Rows =
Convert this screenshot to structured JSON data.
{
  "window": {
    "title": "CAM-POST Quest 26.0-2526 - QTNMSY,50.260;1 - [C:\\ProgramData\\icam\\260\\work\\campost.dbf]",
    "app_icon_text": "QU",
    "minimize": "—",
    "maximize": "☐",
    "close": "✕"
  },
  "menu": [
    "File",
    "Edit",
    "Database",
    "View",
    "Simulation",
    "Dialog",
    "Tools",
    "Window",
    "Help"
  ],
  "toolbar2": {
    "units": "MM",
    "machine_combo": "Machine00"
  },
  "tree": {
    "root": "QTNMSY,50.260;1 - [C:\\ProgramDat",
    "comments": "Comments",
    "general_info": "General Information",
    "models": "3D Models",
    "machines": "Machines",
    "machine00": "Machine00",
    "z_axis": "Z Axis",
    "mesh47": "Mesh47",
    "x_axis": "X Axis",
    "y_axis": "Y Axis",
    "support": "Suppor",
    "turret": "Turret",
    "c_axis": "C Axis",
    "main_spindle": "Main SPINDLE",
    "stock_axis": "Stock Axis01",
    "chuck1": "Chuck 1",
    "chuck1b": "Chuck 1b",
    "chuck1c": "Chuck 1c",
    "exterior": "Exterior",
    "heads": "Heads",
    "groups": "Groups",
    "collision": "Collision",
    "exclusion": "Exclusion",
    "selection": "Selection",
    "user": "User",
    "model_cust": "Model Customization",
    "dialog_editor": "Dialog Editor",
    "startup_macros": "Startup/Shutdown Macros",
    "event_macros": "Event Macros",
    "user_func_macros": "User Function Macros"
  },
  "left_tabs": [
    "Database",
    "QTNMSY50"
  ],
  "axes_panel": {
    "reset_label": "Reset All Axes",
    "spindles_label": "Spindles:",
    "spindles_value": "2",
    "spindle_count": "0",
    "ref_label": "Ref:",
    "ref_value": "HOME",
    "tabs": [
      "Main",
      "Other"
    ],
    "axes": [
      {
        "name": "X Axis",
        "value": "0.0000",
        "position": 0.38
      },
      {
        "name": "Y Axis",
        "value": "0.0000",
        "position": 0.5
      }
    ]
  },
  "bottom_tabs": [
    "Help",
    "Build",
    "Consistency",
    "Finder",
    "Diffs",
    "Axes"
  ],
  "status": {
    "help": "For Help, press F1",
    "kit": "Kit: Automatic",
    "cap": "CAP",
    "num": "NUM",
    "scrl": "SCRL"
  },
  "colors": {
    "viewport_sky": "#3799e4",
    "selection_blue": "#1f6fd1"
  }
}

Exercise = Transcribe the data. Leave every line exactly as it is.

Complete answer =
Convert this screenshot to structured JSON data.
{
  "window": {
    "title": "CAM-POST Quest 26.0-2526 - QTNMSY,50.260;1 - [C:\\ProgramData\\icam\\260\\work\\campost.dbf]",
    "app_icon_text": "QU",
    "minimize": "—",
    "maximize": "☐",
    "close": "✕"
  },
  "menu": [
    "File",
    "Edit",
    "Database",
    "View",
    "Simulation",
    "Dialog",
    "Tools",
    "Window",
    "Help"
  ],
  "toolbar2": {
    "units": "MM",
    "machine_combo": "Machine00"
  },
  "tree": {
    "root": "QTNMSY,50.260;1 - [C:\\ProgramDat",
    "comments": "Comments",
    "general_info": "General Information",
    "models": "3D Models",
    "machines": "Machines",
    "machine00": "Machine00",
    "z_axis": "Z Axis",
    "mesh47": "Mesh47",
    "x_axis": "X Axis",
    "y_axis": "Y Axis",
    "support": "Suppor",
    "turret": "Turret",
    "c_axis": "C Axis",
    "main_spindle": "Main SPINDLE",
    "stock_axis": "Stock Axis01",
    "chuck1": "Chuck 1",
    "chuck1b": "Chuck 1b",
    "chuck1c": "Chuck 1c",
    "exterior": "Exterior",
    "heads": "Heads",
    "groups": "Groups",
    "collision": "Collision",
    "exclusion": "Exclusion",
    "selection": "Selection",
    "user": "User",
    "model_cust": "Model Customization",
    "dialog_editor": "Dialog Editor",
    "startup_macros": "Startup/Shutdown Macros",
    "event_macros": "Event Macros",
    "user_func_macros": "User Function Macros"
  },
  "left_tabs": [
    "Database",
    "QTNMSY50"
  ],
  "axes_panel": {
    "reset_label": "Reset All Axes",
    "spindles_label": "Spindles:",
    "spindles_value": "2",
    "spindle_count": "0",
    "ref_label": "Ref:",
    "ref_value": "HOME",
    "tabs": [
      "Main",
      "Other"
    ],
    "axes": [
      {
        "name": "X Axis",
        "value": "0.0000",
        "position": 0.38
      },
      {
        "name": "Y Axis",
        "value": "0.0000",
        "position": 0.5
      }
    ]
  },
  "bottom_tabs": [
    "Help",
    "Build",
    "Consistency",
    "Finder",
    "Diffs",
    "Axes"
  ],
  "status": {
    "help": "For Help, press F1",
    "kit": "Kit: Automatic",
    "cap": "CAP",
    "num": "NUM",
    "scrl": "SCRL"
  },
  "colors": {
    "viewport_sky": "#3799e4",
    "selection_blue": "#1f6fd1"
  }
}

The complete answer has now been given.